— GIVEN RECORDS —
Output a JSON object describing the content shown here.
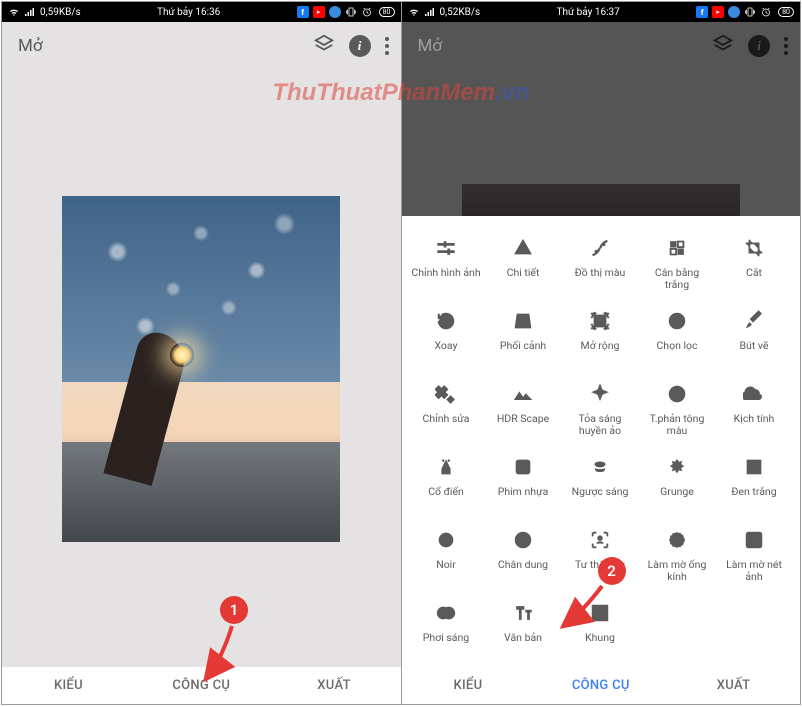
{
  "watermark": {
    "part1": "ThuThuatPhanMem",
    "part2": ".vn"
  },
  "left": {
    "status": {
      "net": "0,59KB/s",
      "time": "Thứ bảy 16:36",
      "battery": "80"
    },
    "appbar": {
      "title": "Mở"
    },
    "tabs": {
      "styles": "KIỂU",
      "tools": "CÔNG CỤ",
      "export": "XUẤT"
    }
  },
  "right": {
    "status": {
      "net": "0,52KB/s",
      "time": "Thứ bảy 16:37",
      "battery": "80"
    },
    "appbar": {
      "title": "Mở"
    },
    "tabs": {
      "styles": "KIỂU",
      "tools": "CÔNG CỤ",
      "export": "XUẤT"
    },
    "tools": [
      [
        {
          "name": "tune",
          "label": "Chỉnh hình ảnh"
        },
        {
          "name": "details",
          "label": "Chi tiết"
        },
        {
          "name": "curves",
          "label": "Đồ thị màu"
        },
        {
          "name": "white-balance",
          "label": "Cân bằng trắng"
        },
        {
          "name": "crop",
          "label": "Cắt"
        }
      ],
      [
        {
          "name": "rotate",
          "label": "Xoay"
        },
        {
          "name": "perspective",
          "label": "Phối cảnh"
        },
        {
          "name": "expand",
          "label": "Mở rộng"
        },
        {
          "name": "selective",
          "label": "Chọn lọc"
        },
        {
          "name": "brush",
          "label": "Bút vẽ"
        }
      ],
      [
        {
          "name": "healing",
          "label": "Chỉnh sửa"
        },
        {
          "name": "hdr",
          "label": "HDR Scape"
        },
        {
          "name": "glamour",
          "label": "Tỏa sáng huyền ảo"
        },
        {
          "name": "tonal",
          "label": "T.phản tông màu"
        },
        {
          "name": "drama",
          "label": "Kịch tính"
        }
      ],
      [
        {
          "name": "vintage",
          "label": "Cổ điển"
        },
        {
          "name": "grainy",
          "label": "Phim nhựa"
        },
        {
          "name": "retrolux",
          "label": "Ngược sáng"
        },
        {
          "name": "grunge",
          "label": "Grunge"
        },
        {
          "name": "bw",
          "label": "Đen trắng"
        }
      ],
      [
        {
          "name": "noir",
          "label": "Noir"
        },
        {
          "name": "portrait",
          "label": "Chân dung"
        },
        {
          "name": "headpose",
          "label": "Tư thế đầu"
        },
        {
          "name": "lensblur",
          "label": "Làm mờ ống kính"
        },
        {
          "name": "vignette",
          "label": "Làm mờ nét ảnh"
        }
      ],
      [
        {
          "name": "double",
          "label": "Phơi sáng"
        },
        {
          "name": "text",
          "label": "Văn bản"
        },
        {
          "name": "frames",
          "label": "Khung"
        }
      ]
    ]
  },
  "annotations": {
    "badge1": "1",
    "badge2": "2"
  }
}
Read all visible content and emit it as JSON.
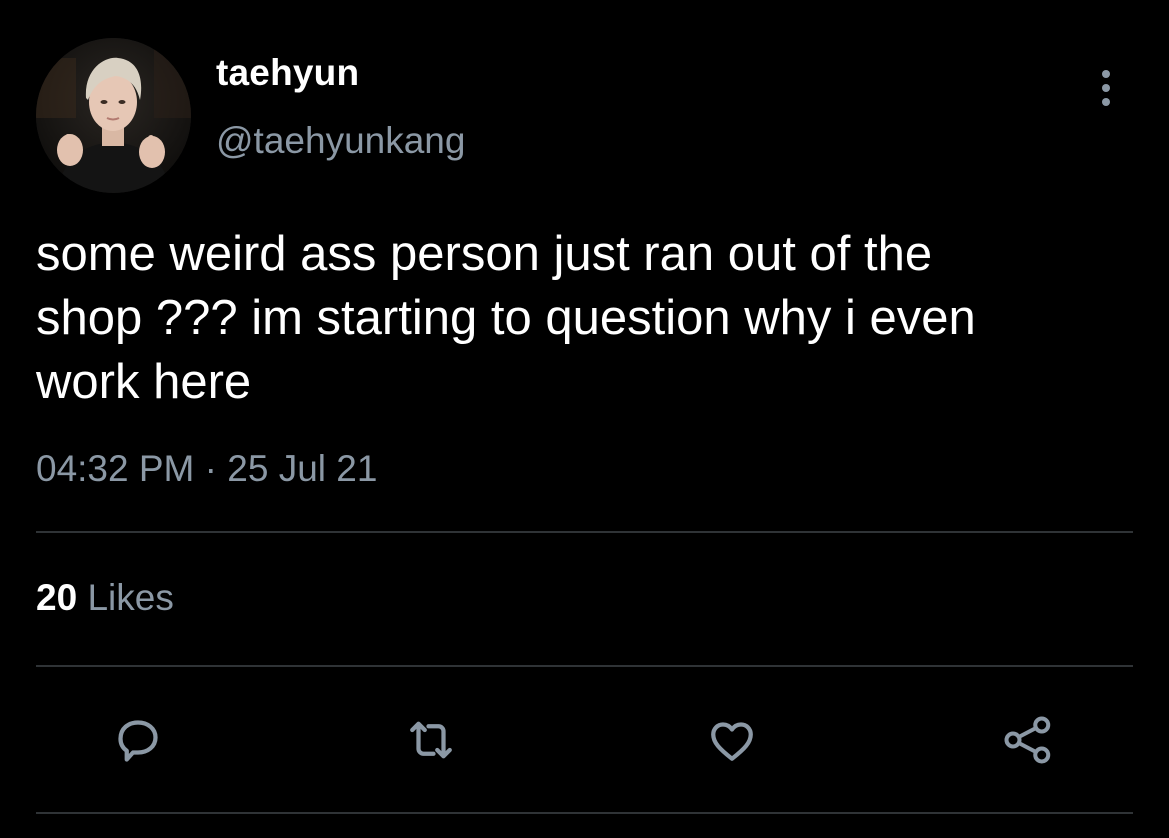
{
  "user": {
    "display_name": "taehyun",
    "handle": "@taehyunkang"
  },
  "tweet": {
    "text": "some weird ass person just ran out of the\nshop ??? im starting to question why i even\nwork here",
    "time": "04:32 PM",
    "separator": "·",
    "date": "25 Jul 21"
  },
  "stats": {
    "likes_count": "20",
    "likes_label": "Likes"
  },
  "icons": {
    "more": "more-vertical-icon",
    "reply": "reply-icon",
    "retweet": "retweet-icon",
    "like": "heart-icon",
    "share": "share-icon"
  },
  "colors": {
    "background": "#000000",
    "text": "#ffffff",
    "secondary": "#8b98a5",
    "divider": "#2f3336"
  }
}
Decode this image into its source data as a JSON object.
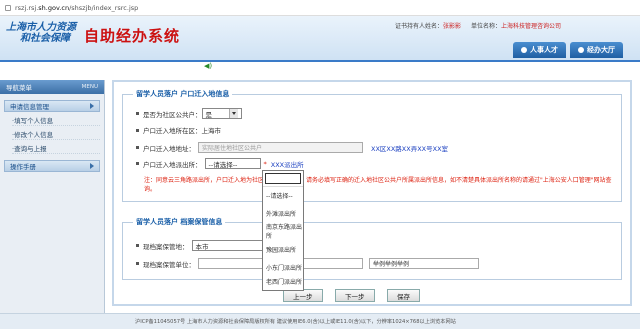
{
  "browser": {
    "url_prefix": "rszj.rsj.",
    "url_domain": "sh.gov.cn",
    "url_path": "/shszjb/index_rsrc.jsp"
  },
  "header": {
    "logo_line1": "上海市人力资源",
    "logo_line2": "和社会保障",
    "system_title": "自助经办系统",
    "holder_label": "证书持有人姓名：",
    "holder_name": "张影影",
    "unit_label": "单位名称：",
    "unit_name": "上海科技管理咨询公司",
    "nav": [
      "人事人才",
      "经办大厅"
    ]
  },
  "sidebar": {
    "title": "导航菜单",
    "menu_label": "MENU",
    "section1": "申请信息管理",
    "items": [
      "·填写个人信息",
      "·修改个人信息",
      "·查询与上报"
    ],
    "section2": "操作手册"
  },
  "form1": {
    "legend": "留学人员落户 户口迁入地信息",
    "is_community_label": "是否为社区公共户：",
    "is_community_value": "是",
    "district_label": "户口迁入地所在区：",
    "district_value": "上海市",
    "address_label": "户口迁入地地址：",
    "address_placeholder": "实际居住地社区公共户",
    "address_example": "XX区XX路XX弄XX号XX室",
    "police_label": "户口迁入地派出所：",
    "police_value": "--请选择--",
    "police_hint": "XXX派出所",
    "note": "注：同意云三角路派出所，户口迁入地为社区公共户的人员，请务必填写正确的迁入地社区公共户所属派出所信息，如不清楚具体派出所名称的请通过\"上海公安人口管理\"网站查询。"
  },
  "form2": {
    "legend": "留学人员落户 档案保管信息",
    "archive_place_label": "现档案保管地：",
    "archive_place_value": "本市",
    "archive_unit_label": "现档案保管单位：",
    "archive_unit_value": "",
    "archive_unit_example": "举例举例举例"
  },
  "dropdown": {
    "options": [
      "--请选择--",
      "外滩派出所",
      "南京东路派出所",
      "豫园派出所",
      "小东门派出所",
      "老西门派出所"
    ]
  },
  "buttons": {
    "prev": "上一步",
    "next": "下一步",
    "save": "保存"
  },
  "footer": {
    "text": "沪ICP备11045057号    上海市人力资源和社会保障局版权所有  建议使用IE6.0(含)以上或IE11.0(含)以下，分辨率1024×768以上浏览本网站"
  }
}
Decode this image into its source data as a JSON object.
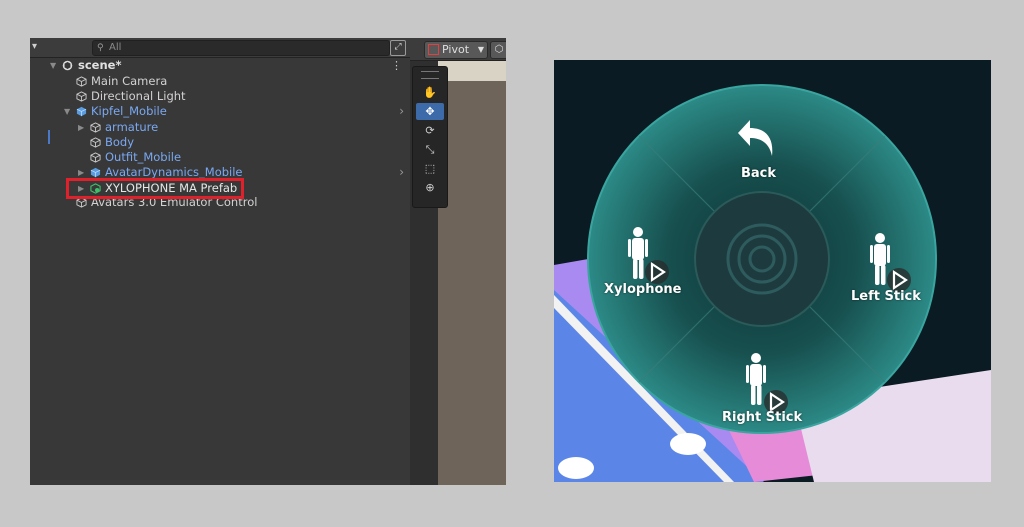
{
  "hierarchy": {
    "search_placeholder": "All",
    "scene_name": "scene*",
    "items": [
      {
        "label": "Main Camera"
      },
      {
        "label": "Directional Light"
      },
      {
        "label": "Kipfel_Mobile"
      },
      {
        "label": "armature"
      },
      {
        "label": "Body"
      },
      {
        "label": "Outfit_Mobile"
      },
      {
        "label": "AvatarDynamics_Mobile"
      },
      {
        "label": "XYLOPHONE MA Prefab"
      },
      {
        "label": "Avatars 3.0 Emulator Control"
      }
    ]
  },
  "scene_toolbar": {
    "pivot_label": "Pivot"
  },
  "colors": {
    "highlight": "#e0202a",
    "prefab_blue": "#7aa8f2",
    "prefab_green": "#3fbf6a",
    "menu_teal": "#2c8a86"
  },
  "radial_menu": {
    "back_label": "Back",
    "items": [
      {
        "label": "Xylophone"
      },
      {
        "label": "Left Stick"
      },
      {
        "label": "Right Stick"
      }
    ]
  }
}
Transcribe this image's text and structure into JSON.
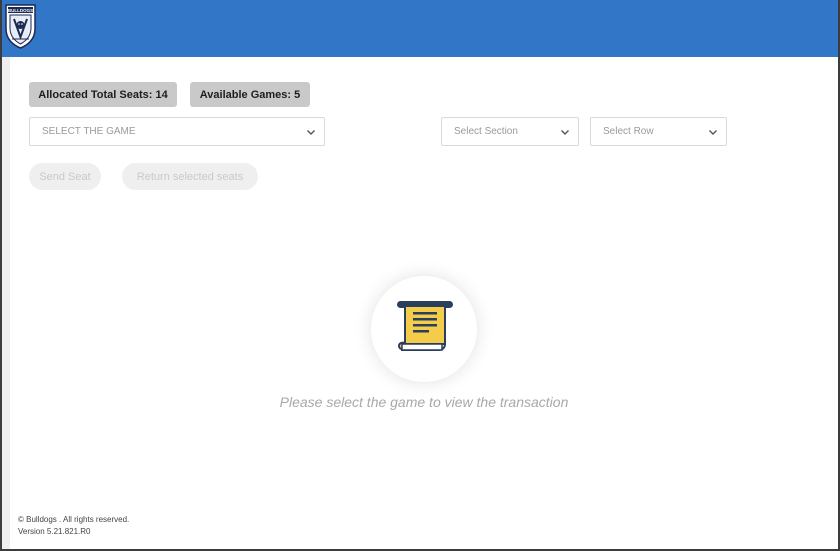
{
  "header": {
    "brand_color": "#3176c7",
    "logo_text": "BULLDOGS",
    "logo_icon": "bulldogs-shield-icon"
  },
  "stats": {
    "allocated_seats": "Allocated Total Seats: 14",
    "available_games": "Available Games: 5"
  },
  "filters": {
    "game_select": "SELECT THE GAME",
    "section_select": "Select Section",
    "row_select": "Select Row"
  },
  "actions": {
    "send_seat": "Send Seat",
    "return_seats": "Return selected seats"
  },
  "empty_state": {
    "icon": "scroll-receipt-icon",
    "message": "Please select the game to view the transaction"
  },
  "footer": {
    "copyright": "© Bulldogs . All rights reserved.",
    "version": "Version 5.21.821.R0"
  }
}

— WHAT YOU HAVE TO DO —
Make a word-for-word copy of the entries, without any pictures.

— COMPLETE OUTPUT —
Output a JSON object describing the content shown here.
{
  "watermark": {
    "part1": "ThuThuatPhanMem",
    "part2": ".vn"
  },
  "left": {
    "status": {
      "net": "0,59KB/s",
      "time": "Thứ bảy 16:36",
      "battery": "80"
    },
    "appbar": {
      "title": "Mở"
    },
    "tabs": {
      "styles": "KIỂU",
      "tools": "CÔNG CỤ",
      "export": "XUẤT"
    }
  },
  "right": {
    "status": {
      "net": "0,52KB/s",
      "time": "Thứ bảy 16:37",
      "battery": "80"
    },
    "appbar": {
      "title": "Mở"
    },
    "tabs": {
      "styles": "KIỂU",
      "tools": "CÔNG CỤ",
      "export": "XUẤT"
    },
    "tools": [
      [
        {
          "name": "tune",
          "label": "Chỉnh hình ảnh"
        },
        {
          "name": "details",
          "label": "Chi tiết"
        },
        {
          "name": "curves",
          "label": "Đồ thị màu"
        },
        {
          "name": "white-balance",
          "label": "Cân bằng trắng"
        },
        {
          "name": "crop",
          "label": "Cắt"
        }
      ],
      [
        {
          "name": "rotate",
          "label": "Xoay"
        },
        {
          "name": "perspective",
          "label": "Phối cảnh"
        },
        {
          "name": "expand",
          "label": "Mở rộng"
        },
        {
          "name": "selective",
          "label": "Chọn lọc"
        },
        {
          "name": "brush",
          "label": "Bút vẽ"
        }
      ],
      [
        {
          "name": "healing",
          "label": "Chỉnh sửa"
        },
        {
          "name": "hdr",
          "label": "HDR Scape"
        },
        {
          "name": "glamour",
          "label": "Tỏa sáng huyền ảo"
        },
        {
          "name": "tonal",
          "label": "T.phản tông màu"
        },
        {
          "name": "drama",
          "label": "Kịch tính"
        }
      ],
      [
        {
          "name": "vintage",
          "label": "Cổ điển"
        },
        {
          "name": "grainy",
          "label": "Phim nhựa"
        },
        {
          "name": "retrolux",
          "label": "Ngược sáng"
        },
        {
          "name": "grunge",
          "label": "Grunge"
        },
        {
          "name": "bw",
          "label": "Đen trắng"
        }
      ],
      [
        {
          "name": "noir",
          "label": "Noir"
        },
        {
          "name": "portrait",
          "label": "Chân dung"
        },
        {
          "name": "headpose",
          "label": "Tư thế đầu"
        },
        {
          "name": "lensblur",
          "label": "Làm mờ ống kính"
        },
        {
          "name": "vignette",
          "label": "Làm mờ nét ảnh"
        }
      ],
      [
        {
          "name": "double",
          "label": "Phơi sáng"
        },
        {
          "name": "text",
          "label": "Văn bản"
        },
        {
          "name": "frames",
          "label": "Khung"
        }
      ]
    ]
  },
  "annotations": {
    "badge1": "1",
    "badge2": "2"
  }
}
Read all visible content and emit it as JSON.
{
  "user": {
    "display_name": "taehyun",
    "handle": "@taehyunkang"
  },
  "tweet": {
    "text": "some weird ass person just ran out of the\nshop ??? im starting to question why i even\nwork here",
    "time": "04:32 PM",
    "separator": "·",
    "date": "25 Jul 21"
  },
  "stats": {
    "likes_count": "20",
    "likes_label": "Likes"
  },
  "icons": {
    "more": "more-vertical-icon",
    "reply": "reply-icon",
    "retweet": "retweet-icon",
    "like": "heart-icon",
    "share": "share-icon"
  },
  "colors": {
    "background": "#000000",
    "text": "#ffffff",
    "secondary": "#8b98a5",
    "divider": "#2f3336"
  }
}
Decode this image into its source data as a JSON object.
{
  "browser": {
    "url_prefix": "rszj.rsj.",
    "url_domain": "sh.gov.cn",
    "url_path": "/shszjb/index_rsrc.jsp"
  },
  "header": {
    "logo_line1": "上海市人力资源",
    "logo_line2": "和社会保障",
    "system_title": "自助经办系统",
    "holder_label": "证书持有人姓名：",
    "holder_name": "张影影",
    "unit_label": "单位名称：",
    "unit_name": "上海科技管理咨询公司",
    "nav": [
      "人事人才",
      "经办大厅"
    ]
  },
  "sidebar": {
    "title": "导航菜单",
    "menu_label": "MENU",
    "section1": "申请信息管理",
    "items": [
      "·填写个人信息",
      "·修改个人信息",
      "·查询与上报"
    ],
    "section2": "操作手册"
  },
  "form1": {
    "legend": "留学人员落户 户口迁入地信息",
    "is_community_label": "是否为社区公共户：",
    "is_community_value": "是",
    "district_label": "户口迁入地所在区：",
    "district_value": "上海市",
    "address_label": "户口迁入地地址：",
    "address_placeholder": "实际居住地社区公共户",
    "address_example": "XX区XX路XX弄XX号XX室",
    "police_label": "户口迁入地派出所：",
    "police_value": "--请选择--",
    "police_hint": "XXX派出所",
    "note": "注：同意云三角路派出所，户口迁入地为社区公共户的人员，请务必填写正确的迁入地社区公共户所属派出所信息，如不清楚具体派出所名称的请通过\"上海公安人口管理\"网站查询。"
  },
  "form2": {
    "legend": "留学人员落户 档案保管信息",
    "archive_place_label": "现档案保管地：",
    "archive_place_value": "本市",
    "archive_unit_label": "现档案保管单位：",
    "archive_unit_value": "",
    "archive_unit_example": "举例举例举例"
  },
  "dropdown": {
    "options": [
      "--请选择--",
      "外滩派出所",
      "南京东路派出所",
      "豫园派出所",
      "小东门派出所",
      "老西门派出所"
    ]
  },
  "buttons": {
    "prev": "上一步",
    "next": "下一步",
    "save": "保存"
  },
  "footer": {
    "text": "沪ICP备11045057号    上海市人力资源和社会保障局版权所有  建议使用IE6.0(含)以上或IE11.0(含)以下，分辨率1024×768以上浏览本网站"
  }
}
Decode this image into its source data as a JSON object.
{
  "hierarchy": {
    "search_placeholder": "All",
    "scene_name": "scene*",
    "items": [
      {
        "label": "Main Camera"
      },
      {
        "label": "Directional Light"
      },
      {
        "label": "Kipfel_Mobile"
      },
      {
        "label": "armature"
      },
      {
        "label": "Body"
      },
      {
        "label": "Outfit_Mobile"
      },
      {
        "label": "AvatarDynamics_Mobile"
      },
      {
        "label": "XYLOPHONE MA Prefab"
      },
      {
        "label": "Avatars 3.0 Emulator Control"
      }
    ]
  },
  "scene_toolbar": {
    "pivot_label": "Pivot"
  },
  "colors": {
    "highlight": "#e0202a",
    "prefab_blue": "#7aa8f2",
    "prefab_green": "#3fbf6a",
    "menu_teal": "#2c8a86"
  },
  "radial_menu": {
    "back_label": "Back",
    "items": [
      {
        "label": "Xylophone"
      },
      {
        "label": "Left Stick"
      },
      {
        "label": "Right Stick"
      }
    ]
  }
}
Transcribe this image's text and structure into JSON.
{
  "header": {
    "brand_color": "#3176c7",
    "logo_text": "BULLDOGS",
    "logo_icon": "bulldogs-shield-icon"
  },
  "stats": {
    "allocated_seats": "Allocated Total Seats: 14",
    "available_games": "Available Games: 5"
  },
  "filters": {
    "game_select": "SELECT THE GAME",
    "section_select": "Select Section",
    "row_select": "Select Row"
  },
  "actions": {
    "send_seat": "Send Seat",
    "return_seats": "Return selected seats"
  },
  "empty_state": {
    "icon": "scroll-receipt-icon",
    "message": "Please select the game to view the transaction"
  },
  "footer": {
    "copyright": "© Bulldogs . All rights reserved.",
    "version": "Version 5.21.821.R0"
  }
}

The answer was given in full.